[Stored items from a collection]
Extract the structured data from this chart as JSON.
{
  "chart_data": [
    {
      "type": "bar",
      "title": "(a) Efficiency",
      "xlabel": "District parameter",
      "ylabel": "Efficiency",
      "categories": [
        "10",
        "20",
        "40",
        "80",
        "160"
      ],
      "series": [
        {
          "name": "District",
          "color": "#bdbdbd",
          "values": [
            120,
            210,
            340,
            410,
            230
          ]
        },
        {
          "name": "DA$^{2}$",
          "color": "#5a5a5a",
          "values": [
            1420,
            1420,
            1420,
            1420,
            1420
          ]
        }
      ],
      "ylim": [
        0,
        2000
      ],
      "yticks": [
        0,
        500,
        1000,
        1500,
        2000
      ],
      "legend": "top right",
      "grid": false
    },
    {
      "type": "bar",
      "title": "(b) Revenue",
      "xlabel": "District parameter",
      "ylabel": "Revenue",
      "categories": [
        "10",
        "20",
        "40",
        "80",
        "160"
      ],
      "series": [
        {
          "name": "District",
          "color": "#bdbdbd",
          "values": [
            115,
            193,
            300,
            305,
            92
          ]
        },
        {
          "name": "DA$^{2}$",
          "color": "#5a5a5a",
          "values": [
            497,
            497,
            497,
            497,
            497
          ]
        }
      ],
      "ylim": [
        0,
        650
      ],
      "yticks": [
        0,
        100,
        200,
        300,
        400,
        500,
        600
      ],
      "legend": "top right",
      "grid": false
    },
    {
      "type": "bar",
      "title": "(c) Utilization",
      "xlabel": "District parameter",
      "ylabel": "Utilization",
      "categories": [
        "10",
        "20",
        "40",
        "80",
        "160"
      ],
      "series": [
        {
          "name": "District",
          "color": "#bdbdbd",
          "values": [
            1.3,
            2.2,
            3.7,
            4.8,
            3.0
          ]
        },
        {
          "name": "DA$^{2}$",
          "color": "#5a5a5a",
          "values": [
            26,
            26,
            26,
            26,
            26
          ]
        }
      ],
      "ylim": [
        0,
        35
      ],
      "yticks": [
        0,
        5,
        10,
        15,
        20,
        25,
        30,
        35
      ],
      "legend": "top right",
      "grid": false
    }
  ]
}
* * *
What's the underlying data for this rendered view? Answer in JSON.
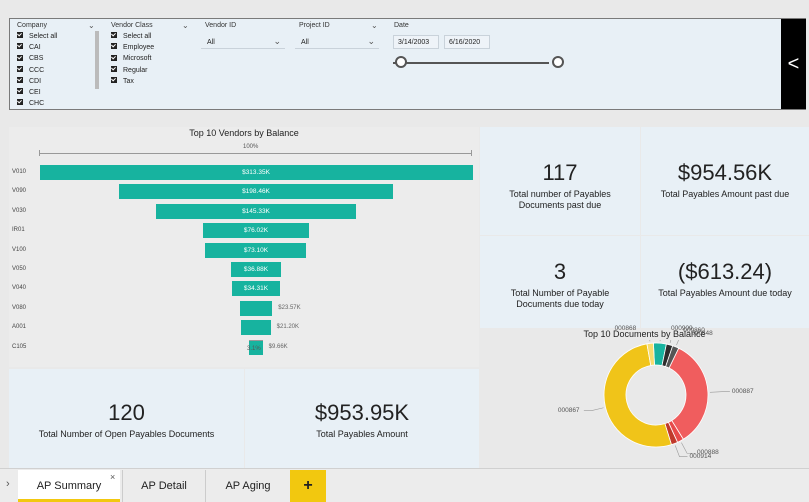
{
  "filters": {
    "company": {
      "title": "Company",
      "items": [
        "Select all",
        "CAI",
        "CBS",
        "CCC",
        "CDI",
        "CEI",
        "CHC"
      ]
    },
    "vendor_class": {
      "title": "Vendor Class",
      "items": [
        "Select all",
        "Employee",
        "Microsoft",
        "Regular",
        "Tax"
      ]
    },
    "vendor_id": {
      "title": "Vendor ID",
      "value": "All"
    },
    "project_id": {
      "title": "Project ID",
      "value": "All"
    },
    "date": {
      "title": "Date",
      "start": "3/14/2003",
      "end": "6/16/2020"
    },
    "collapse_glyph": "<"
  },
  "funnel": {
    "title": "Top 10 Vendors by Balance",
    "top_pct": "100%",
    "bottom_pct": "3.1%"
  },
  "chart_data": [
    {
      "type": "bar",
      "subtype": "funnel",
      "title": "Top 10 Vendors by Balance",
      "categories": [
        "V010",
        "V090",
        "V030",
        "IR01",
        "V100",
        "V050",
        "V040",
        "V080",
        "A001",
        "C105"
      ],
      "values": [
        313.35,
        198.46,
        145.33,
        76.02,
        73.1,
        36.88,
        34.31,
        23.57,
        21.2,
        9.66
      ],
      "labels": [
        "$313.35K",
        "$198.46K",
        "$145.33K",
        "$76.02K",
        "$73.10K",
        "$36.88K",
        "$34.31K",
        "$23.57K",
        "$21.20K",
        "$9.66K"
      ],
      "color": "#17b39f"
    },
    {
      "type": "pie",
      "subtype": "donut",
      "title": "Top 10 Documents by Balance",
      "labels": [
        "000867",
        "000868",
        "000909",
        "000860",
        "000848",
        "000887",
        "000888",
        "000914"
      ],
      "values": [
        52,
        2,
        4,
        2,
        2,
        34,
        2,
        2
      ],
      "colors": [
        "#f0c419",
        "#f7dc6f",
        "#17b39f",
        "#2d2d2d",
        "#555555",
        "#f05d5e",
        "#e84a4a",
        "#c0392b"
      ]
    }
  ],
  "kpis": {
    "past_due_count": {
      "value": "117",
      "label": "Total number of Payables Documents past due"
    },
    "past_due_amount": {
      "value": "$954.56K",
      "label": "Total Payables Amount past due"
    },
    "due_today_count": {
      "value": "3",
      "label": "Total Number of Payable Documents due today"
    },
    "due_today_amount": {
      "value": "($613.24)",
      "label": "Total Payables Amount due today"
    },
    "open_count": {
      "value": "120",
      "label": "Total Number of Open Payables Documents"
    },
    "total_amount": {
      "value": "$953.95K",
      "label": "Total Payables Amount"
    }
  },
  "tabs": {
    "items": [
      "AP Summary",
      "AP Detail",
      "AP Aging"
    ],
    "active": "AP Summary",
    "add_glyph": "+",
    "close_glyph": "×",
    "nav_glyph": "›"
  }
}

What the task requires >>
Nothing but a number is needed here: how many lines hold the string "ylabel"?

Solution for this problem >>
3